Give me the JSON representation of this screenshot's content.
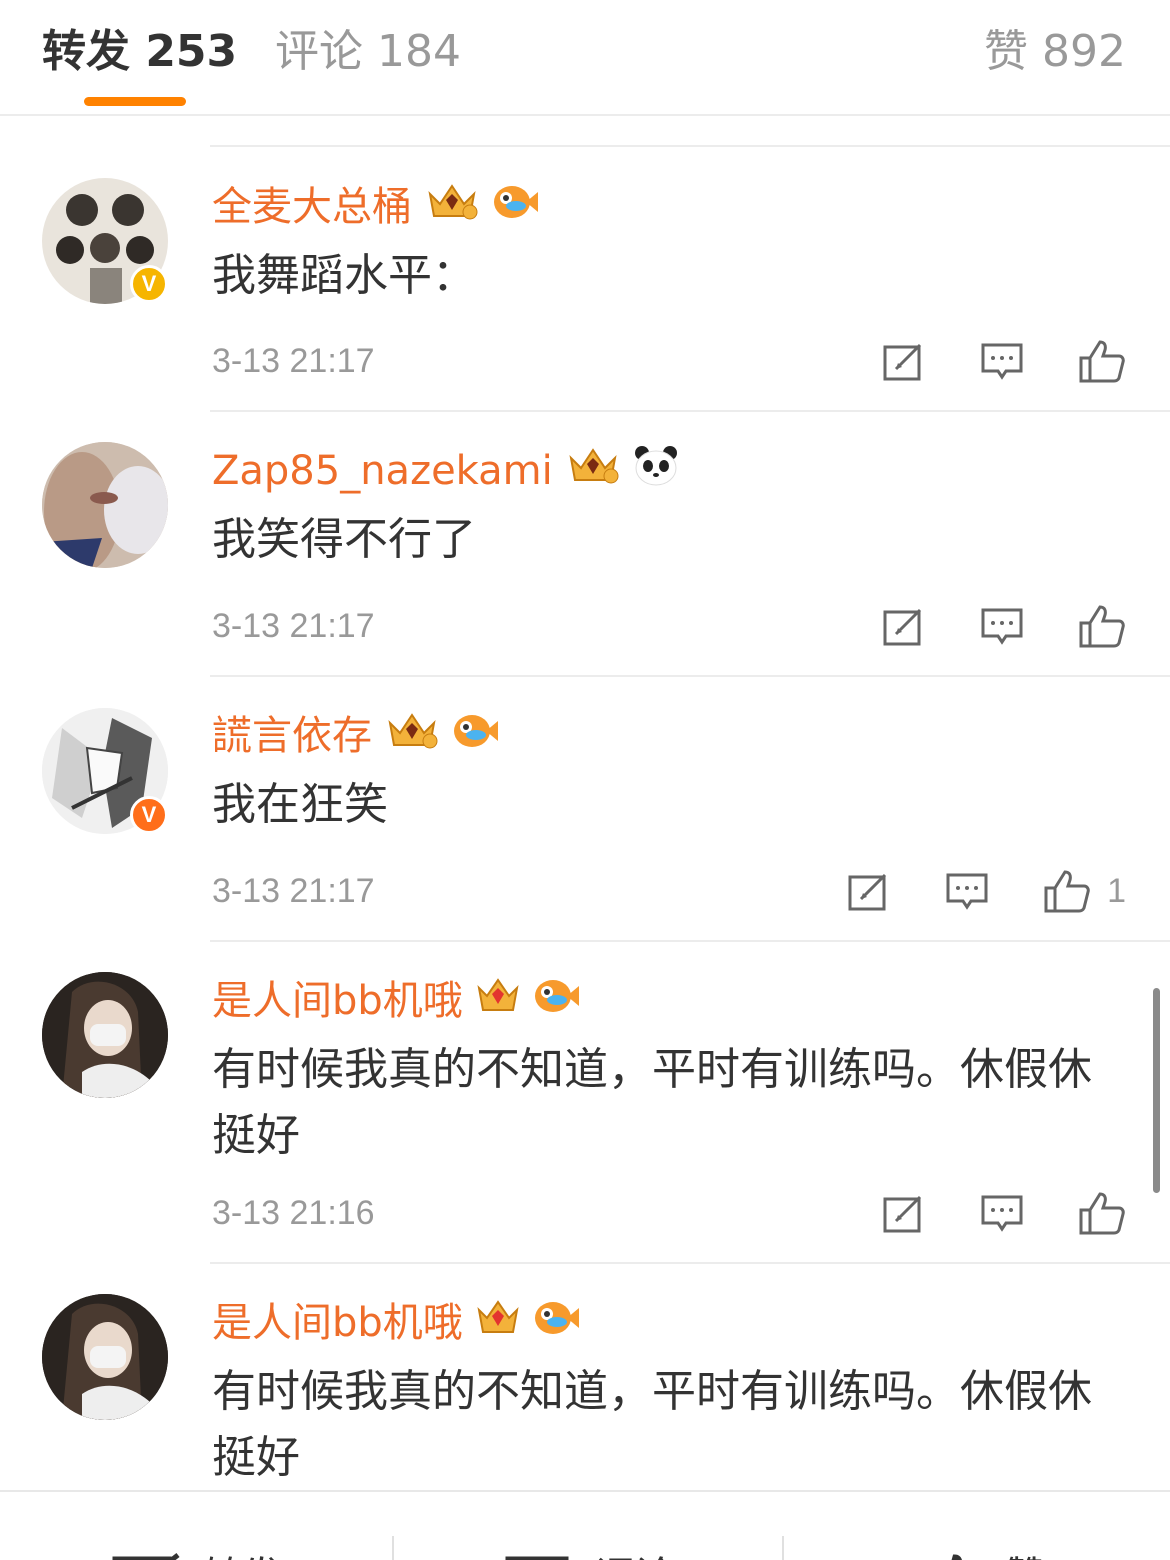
{
  "header": {
    "tabs": [
      {
        "label": "转发 253"
      },
      {
        "label": "评论 184"
      },
      {
        "label": "赞 892"
      }
    ]
  },
  "comments": [
    {
      "username": "全麦大总桶",
      "text": "我舞蹈水平：",
      "time": "3-13 21:17",
      "likes": "",
      "verified_color": "#f6b500"
    },
    {
      "username": "Zap85_nazekami",
      "text": "我笑得不行了",
      "time": "3-13 21:17",
      "likes": ""
    },
    {
      "username": "謊言依存",
      "text": "我在狂笑",
      "time": "3-13 21:17",
      "likes": "1",
      "verified_color": "#ff6e1a"
    },
    {
      "username": "是人间bb机哦",
      "text": "有时候我真的不知道，平时有训练吗。休假休挺好",
      "time": "3-13 21:16",
      "likes": ""
    },
    {
      "username": "是人间bb机哦",
      "text": "有时候我真的不知道，平时有训练吗。休假休挺好",
      "time": "",
      "likes": ""
    }
  ],
  "bottom_bar": {
    "repost_label": "转发",
    "comment_label": "评论",
    "like_label": "赞"
  },
  "colors": {
    "accent": "#ff8200",
    "username": "#ee6d2a"
  },
  "icons": [
    "repost-icon",
    "comment-icon",
    "like-icon",
    "crown-badge-icon",
    "fish-badge-icon",
    "panda-badge-icon",
    "verified-icon"
  ]
}
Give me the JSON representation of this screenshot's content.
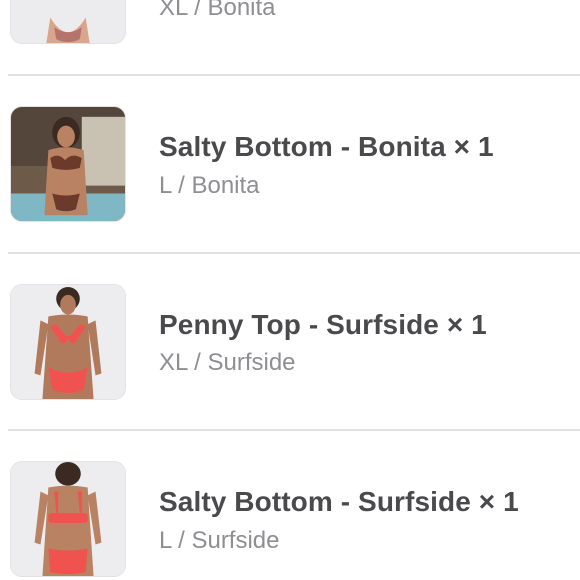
.....
YOUR TASK: Omit the pictures, and quote the material above exactly as given.

EXERCISE RESULT:
Give me the JSON representation of this screenshot's content.
{
  "header": {
    "tabs": [
      {
        "label": "转发 253"
      },
      {
        "label": "评论 184"
      },
      {
        "label": "赞 892"
      }
    ]
  },
  "comments": [
    {
      "username": "全麦大总桶",
      "text": "我舞蹈水平：",
      "time": "3-13 21:17",
      "likes": "",
      "verified_color": "#f6b500"
    },
    {
      "username": "Zap85_nazekami",
      "text": "我笑得不行了",
      "time": "3-13 21:17",
      "likes": ""
    },
    {
      "username": "謊言依存",
      "text": "我在狂笑",
      "time": "3-13 21:17",
      "likes": "1",
      "verified_color": "#ff6e1a"
    },
    {
      "username": "是人间bb机哦",
      "text": "有时候我真的不知道，平时有训练吗。休假休挺好",
      "time": "3-13 21:16",
      "likes": ""
    },
    {
      "username": "是人间bb机哦",
      "text": "有时候我真的不知道，平时有训练吗。休假休挺好",
      "time": "",
      "likes": ""
    }
  ],
  "bottom_bar": {
    "repost_label": "转发",
    "comment_label": "评论",
    "like_label": "赞"
  },
  "colors": {
    "accent": "#ff8200",
    "username": "#ee6d2a"
  },
  "icons": [
    "repost-icon",
    "comment-icon",
    "like-icon",
    "crown-badge-icon",
    "fish-badge-icon",
    "panda-badge-icon",
    "verified-icon"
  ]
}
Give me the JSON representation of this screenshot's content.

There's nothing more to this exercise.